→ Request a
Repeat the entropy discussion below word for word, in full.

→ Passage given
________________________________________
I want details on how entropy may rise in all the listed possibilities and other possibilities as well.

Qmechanic
  • 201,751
Anixx
  • 11,159
  • 2
    "I would accept plausible but hypothetical setups"... So the Second Law of Thermodynamics allows you to believe that there are any plausible setups? – Sean Nov 24 '14 at 19:11
  • @Sean - See my answer below, the second law deals with long-term behavior but does not rule out reliable short-term decreases in entropy in an isolated system. – Hypnosifl Nov 24 '14 at 21:06
  • Describe a system in which there is no way to have a change from a micro-state of maximum entropy to another such state. Then anytime the system is in a micro-state of maximum entropy, any change causes a momentary decrease. I believe that a 1-D Ising model is such a system. – dmckee --- ex-moderator kitten Nov 24 '14 at 21:27

2 Answers2

3

After reaching thermodinamic equilibrium, if you wait enough time, any system will reaach, by random chance, any state of lower entropy. Of couse, the time needed to for such a fluctuation to occur increase exponentially with the amount of decrease in entropy (search poincare recurrence theorem).

My guess is that this is not the kind of answer you were looking for. But I have one that you might like. In Wolphran's book a new kind of science he makes a lot of computer experiments with cellular automata. He finds a range of behaviors for the evolution of the entropy for different rules. From systems with standard behavior where the entropy increases until it reaches equilibrium and then fluctuates according to poincare's theorem, to the other extreme in which regardeless of the initial conditions, the entopy increases (but the behavior is trivial in the sense that always converge to a frozen state (usually all ones or all zeros). The interesting rules are the ones in the middle, the dynamics behave in complex ways, but still their entropy sometimes increase and sometimes decreseas, with no apparent arrow of time direction.

Regarding hypercomputing oracles, just my two cents: I believe that for any practical purposes a superturing machine will behave as a random number generator. It will not increase order, at least in the way we currently define it.
________________________________________
→ Data provided
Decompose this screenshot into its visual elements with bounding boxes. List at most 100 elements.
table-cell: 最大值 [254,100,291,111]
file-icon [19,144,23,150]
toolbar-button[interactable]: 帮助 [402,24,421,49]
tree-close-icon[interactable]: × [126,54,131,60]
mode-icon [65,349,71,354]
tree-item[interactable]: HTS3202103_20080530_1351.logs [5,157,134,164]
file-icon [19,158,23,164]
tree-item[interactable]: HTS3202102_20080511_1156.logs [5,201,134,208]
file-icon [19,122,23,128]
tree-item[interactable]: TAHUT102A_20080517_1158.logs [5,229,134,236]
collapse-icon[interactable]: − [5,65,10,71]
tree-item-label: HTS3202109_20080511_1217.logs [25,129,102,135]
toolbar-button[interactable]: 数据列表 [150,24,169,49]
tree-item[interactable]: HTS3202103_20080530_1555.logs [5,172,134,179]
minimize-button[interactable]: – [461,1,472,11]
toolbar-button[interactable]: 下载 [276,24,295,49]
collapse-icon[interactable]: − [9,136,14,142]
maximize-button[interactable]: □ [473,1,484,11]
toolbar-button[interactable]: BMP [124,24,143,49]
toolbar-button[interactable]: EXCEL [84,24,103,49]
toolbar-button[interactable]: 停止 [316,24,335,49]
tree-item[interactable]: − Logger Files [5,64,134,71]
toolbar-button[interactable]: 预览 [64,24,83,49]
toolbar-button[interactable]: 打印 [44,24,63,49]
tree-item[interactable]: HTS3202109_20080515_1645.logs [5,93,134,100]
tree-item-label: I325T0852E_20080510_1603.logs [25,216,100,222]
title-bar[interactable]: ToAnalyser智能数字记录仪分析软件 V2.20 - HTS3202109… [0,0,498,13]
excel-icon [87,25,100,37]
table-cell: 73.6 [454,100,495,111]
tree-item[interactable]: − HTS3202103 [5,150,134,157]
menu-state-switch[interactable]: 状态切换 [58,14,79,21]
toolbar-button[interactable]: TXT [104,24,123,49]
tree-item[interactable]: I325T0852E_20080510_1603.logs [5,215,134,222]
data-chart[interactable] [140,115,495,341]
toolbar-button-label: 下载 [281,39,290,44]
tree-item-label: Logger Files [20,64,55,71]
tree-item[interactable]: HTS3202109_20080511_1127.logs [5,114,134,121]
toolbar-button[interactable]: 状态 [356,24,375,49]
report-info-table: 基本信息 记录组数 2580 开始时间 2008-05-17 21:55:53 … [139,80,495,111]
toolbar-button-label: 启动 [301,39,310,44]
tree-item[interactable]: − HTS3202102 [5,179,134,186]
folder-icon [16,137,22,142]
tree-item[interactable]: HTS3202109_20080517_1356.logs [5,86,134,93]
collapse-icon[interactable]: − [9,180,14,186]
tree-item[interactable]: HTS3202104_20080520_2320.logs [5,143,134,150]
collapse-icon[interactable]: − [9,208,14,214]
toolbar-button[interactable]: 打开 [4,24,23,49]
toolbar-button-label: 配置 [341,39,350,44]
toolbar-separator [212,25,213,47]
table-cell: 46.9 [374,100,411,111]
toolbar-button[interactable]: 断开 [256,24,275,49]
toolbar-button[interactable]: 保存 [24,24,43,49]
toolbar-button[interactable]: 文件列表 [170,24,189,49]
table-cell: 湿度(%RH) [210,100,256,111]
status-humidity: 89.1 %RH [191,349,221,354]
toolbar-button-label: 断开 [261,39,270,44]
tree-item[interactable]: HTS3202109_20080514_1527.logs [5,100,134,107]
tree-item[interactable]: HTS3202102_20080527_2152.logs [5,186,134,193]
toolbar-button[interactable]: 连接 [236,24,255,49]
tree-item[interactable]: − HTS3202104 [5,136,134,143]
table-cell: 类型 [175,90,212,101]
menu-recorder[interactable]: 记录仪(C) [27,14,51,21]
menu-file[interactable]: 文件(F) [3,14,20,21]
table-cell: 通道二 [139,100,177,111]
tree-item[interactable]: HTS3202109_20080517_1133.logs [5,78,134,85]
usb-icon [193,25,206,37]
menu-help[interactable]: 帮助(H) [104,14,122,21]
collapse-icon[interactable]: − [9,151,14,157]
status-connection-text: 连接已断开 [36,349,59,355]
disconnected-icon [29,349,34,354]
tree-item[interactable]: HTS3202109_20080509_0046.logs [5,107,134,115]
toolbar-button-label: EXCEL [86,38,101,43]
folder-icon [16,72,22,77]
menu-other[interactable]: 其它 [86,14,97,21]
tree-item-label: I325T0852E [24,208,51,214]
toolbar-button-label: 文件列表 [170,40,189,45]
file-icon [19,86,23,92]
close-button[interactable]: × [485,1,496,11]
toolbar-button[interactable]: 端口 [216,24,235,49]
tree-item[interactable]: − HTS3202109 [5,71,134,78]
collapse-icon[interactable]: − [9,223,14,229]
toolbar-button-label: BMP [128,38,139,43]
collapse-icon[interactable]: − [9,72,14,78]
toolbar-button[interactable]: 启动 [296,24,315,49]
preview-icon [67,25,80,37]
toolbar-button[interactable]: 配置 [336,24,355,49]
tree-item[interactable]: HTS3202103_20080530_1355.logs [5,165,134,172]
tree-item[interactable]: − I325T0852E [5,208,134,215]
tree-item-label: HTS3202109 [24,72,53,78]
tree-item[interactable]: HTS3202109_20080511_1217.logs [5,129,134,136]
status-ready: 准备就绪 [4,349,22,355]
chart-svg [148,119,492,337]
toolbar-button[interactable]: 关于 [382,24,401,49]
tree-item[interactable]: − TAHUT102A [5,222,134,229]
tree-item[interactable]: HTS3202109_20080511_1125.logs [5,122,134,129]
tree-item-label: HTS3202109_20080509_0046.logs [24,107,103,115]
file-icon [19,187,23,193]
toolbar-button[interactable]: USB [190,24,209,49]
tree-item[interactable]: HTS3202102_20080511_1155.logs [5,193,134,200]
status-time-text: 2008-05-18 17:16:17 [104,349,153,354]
________________________________________
→ Request b
Reproduce the records exactly from their very first line through the line containing "menu-state-switch[interactable]: 状态切换 [58,14,79,21]", including both of those lines.

→ Answer a
I want details on how entropy may rise in all the listed possibilities and other possibilities as well.

Qmechanic
  • 201,751
Anixx
  • 11,159
  • 2
    "I would accept plausible but hypothetical setups"... So the Second Law of Thermodynamics allows you to believe that there are any plausible setups? – Sean Nov 24 '14 at 19:11
  • @Sean - See my answer below, the second law deals with long-term behavior but does not rule out reliable short-term decreases in entropy in an isolated system. – Hypnosifl Nov 24 '14 at 21:06
  • Describe a system in which there is no way to have a change from a micro-state of maximum entropy to another such state. Then anytime the system is in a micro-state of maximum entropy, any change causes a momentary decrease. I believe that a 1-D Ising model is such a system. – dmckee --- ex-moderator kitten Nov 24 '14 at 21:27

2 Answers2

3

After reaching thermodinamic equilibrium, if you wait enough time, any system will reaach, by random chance, any state of lower entropy. Of couse, the time needed to for such a fluctuation to occur increase exponentially with the amount of decrease in entropy (search poincare recurrence theorem).

My guess is that this is not the kind of answer you were looking for. But I have one that you might like. In Wolphran's book a new kind of science he makes a lot of computer experiments with cellular automata. He finds a range of behaviors for the evolution of the entropy for different rules. From systems with standard behavior where the entropy increases until it reaches equilibrium and then fluctuates according to poincare's theorem, to the other extreme in which regardeless of the initial conditions, the entopy increases (but the behavior is trivial in the sense that always converge to a frozen state (usually all ones or all zeros). The interesting rules are the ones in the middle, the dynamics behave in complex ways, but still their entropy sometimes increase and sometimes decreseas, with no apparent arrow of time direction.

Regarding hypercomputing oracles, just my two cents: I believe that for any practical purposes a superturing machine will behave as a random number generator. It will not increase order, at least in the way we currently define it.

→ Answer b
Decompose this screenshot into its visual elements with bounding boxes. List at most 100 elements.
table-cell: 最大值 [254,100,291,111]
file-icon [19,144,23,150]
toolbar-button[interactable]: 帮助 [402,24,421,49]
tree-close-icon[interactable]: × [126,54,131,60]
mode-icon [65,349,71,354]
tree-item[interactable]: HTS3202103_20080530_1351.logs [5,157,134,164]
file-icon [19,158,23,164]
tree-item[interactable]: HTS3202102_20080511_1156.logs [5,201,134,208]
file-icon [19,122,23,128]
tree-item[interactable]: TAHUT102A_20080517_1158.logs [5,229,134,236]
collapse-icon[interactable]: − [5,65,10,71]
tree-item-label: HTS3202109_20080511_1217.logs [25,129,102,135]
toolbar-button[interactable]: 数据列表 [150,24,169,49]
tree-item[interactable]: HTS3202103_20080530_1555.logs [5,172,134,179]
minimize-button[interactable]: – [461,1,472,11]
toolbar-button[interactable]: 下载 [276,24,295,49]
collapse-icon[interactable]: − [9,136,14,142]
maximize-button[interactable]: □ [473,1,484,11]
toolbar-button[interactable]: BMP [124,24,143,49]
toolbar-button[interactable]: EXCEL [84,24,103,49]
toolbar-button[interactable]: 停止 [316,24,335,49]
tree-item[interactable]: − Logger Files [5,64,134,71]
toolbar-button[interactable]: 预览 [64,24,83,49]
toolbar-button[interactable]: 打印 [44,24,63,49]
tree-item[interactable]: HTS3202109_20080515_1645.logs [5,93,134,100]
tree-item-label: I325T0852E_20080510_1603.logs [25,216,100,222]
title-bar[interactable]: ToAnalyser智能数字记录仪分析软件 V2.20 - HTS3202109… [0,0,498,13]
excel-icon [87,25,100,37]
table-cell: 73.6 [454,100,495,111]
tree-item[interactable]: − HTS3202103 [5,150,134,157]
menu-state-switch[interactable]: 状态切换 [58,14,79,21]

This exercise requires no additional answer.